# [Goal]
In the records that follow, show each line where the word "transform" is present.

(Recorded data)

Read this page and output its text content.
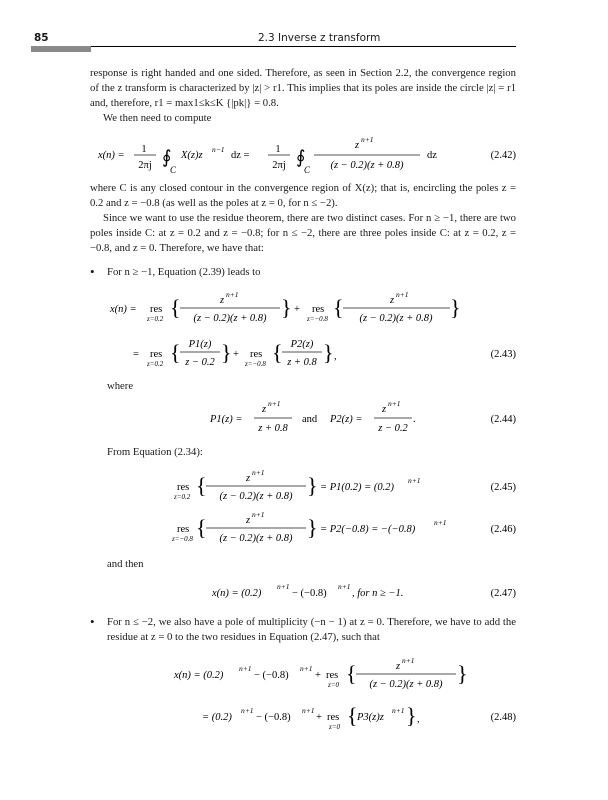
85	2.3 Inverse z transform
response is right handed and one sided. Therefore, as seen in Section 2.2, the convergence region of the z transform is characterized by |z| > r1. This implies that its poles are inside the circle |z| = r1 and, therefore, r1 = max1≤k≤K {|pk|} = 0.8.
We then need to compute
x(n) =
1
2πj ∮
C
X(z)z
n−1
dz =
1
2πj ∮
C
z
n+1
(z − 0.2)(z + 0.8)
dz	(2.42)
where C is any closed contour in the convergence region of X(z); that is, encircling the poles z = 0.2 and z = −0.8 (as well as the poles at z = 0, for n ≤ −2).
Since we want to use the residue theorem, there are two distinct cases. For n ≥ −1, there are two poles inside C: at z = 0.2 and z = −0.8; for n ≤ −2, there are three poles inside C: at z = 0.2, z = −0.8, and z = 0. Therefore, we have that:
• For n ≥ −1, Equation (2.39) leads to
x(n) = res
z=0.2 {	z
n+1
(z − 0.2)(z + 0.8) } + res
z=−0.8 {	z
n+1
(z − 0.2)(z + 0.8) }
= res
z=0.2 { P1(z)
z − 0.2 } + res
z=−0.8 { P2(z)
z + 0.8 } ,	(2.43)
where
P1(z) =
z
n+1
z + 0.8
and P2(z) =
z
n+1
z − 0.2
.	(2.44)
From Equation (2.34):
res
z=0.2 {	z
n+1
(z − 0.2)(z + 0.8) } = P1(0.2) = (0.2)
n+1
(2.45)
res
z=−0.8 {	z
n+1
(z − 0.2)(z + 0.8) } = P2(−0.8) = −(−0.8)
n+1
(2.46)
and then
x(n) = (0.2)
n+1
− (−0.8)
n+1
, for n ≥ −1.	(2.47)
• For n ≤ −2, we also have a pole of multiplicity (−n − 1) at z = 0. Therefore, we have to add the residue at z = 0 to the two residues in Equation (2.47), such that
x(n) = (0.2)
n+1
− (−0.8)
n+1
+ res
z=0 {	z
n+1
(z − 0.2)(z + 0.8) }
= (0.2)
n+1
− (−0.8)
n+1
+ res
z=0 { P3(z)z
n+1 } ,	(2.48)
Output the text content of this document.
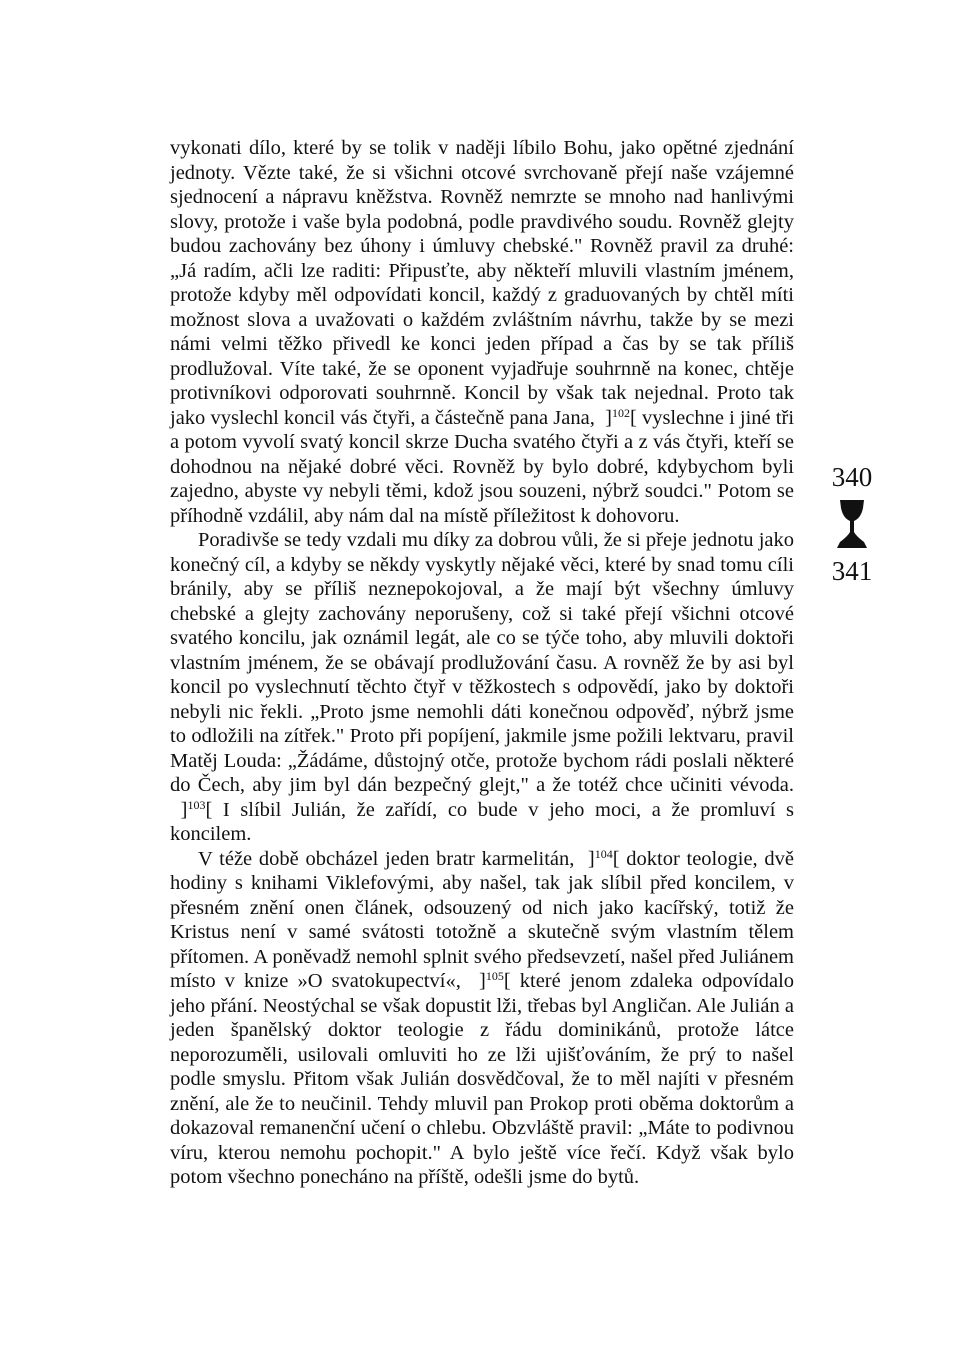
vykonati dílo, které by se tolik v naději líbilo Bohu, jako opětné zjednání jednoty. Vězte také, že si všichni otcové svrchovaně přejí naše vzájemné sjednocení a nápravu kněžstva. Rovněž nemrzte se mnoho nad hanlivými slovy, protože i vaše byla podobná, podle pravdivého soudu. Rovněž glejty budou zachovány bez úhony i úmluvy chebské." Rovněž pravil za druhé: „Já radím, ačli lze raditi: Připusťte, aby někteří mluvili vlastním jménem, protože kdyby měl odpovídati koncil, každý z graduovaných by chtěl míti možnost slova a uvažovati o každém zvláštním návrhu, takže by se mezi námi velmi těžko přivedl ke konci jeden případ a čas by se tak příliš prodlužoval. Víte také, že se oponent vyjadřuje souhrnně na konec, chtěje protivníkovi odporovati souhrnně. Koncil by však tak nejednal. Proto tak jako vyslechl koncil vás čtyři, a částečně pana Jana, ]$^{102}$[ vyslechne i jiné tři a potom vyvolí svatý koncil skrze Ducha svatého čtyři a z vás čtyři, kteří se dohodnou na nějaké dobré věci. Rovněž by bylo dobré, kdybychom byli zajedno, abyste vy nebyli těmi, kdož jsou souzeni, nýbrž soudci." Potom se příhodně vzdálil, aby nám dal na místě příležitost k dohovoru.

Poradivše se tedy vzdali mu díky za dobrou vůli, že si přeje jednotu jako konečný cíl, a kdyby se někdy vyskytly nějaké věci, které by snad tomu cíli bránily, aby se příliš neznepokojoval, a že mají být všechny úmluvy chebské a glejty zachovány neporušeny, což si také přejí všichni otcové svatého koncilu, jak oznámil legát, ale co se týče toho, aby mluvili doktoři vlastním jménem, že se obávají prodlužování času. A rovněž že by asi byl koncil po vyslechnutí těchto čtyř v těžkostech s odpovědí, jako by doktoři nebyli nic řekli. „Proto jsme nemohli dáti konečnou odpověď, nýbrž jsme to odložili na zítřek." Proto při popíjení, jakmile jsme požili lektvaru, pravil Matěj Louda: „Žádáme, důstojný otče, protože bychom rádi poslali některé do Čech, aby jim byl dán bezpečný glejt," a že totéž chce učiniti vévoda.  ]$^{103}$[ I slíbil Julián, že zařídí, co bude v jeho moci, a že promluví s koncilem.

V téže době obcházel jeden bratr karmelitán, ]$^{104}$[ doktor teologie, dvě hodiny s knihami Viklefovými, aby našel, tak jak slíbil před koncilem, v přesném znění onen článek, odsouzený od nich jako kacířský, totiž že Kristus není v samé svátosti totožně a skutečně svým vlastním tělem přítomen. A poněvadž nemohl splnit svého předsevzetí, našel před Juliánem místo v knize »O svatokupectví«, ]$^{105}$[ které jenom zdaleka odpovídalo jeho přání. Neostýchal se však dopustit lži, třebas byl Angličan. Ale Julián a jeden španělský doktor teologie z řádu dominikánů, protože látce neporozuměli, usilovali omluviti ho ze lži ujišťováním, že prý to našel podle smyslu. Přitom však Julián dosvědčoval, že to měl najíti v přesném znění, ale že to neučinil. Tehdy mluvil pan Prokop proti oběma doktorům a dokazoval remanenční učení o chlebu. Obzvláště pravil: „Máte to podivnou víru, kterou nemohu pochopit." A bylo ještě více řečí. Když však bylo potom všechno ponecháno na příště, odešli jsme do bytů.

340
341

# [Written solution]
85	2.3 Inverse z transform
response is right handed and one sided. Therefore, as seen in Section 2.2, the convergence region of the z transform is characterized by |z| > r1. This implies that its poles are inside the circle |z| = r1 and, therefore, r1 = max1≤k≤K {|pk|} = 0.8.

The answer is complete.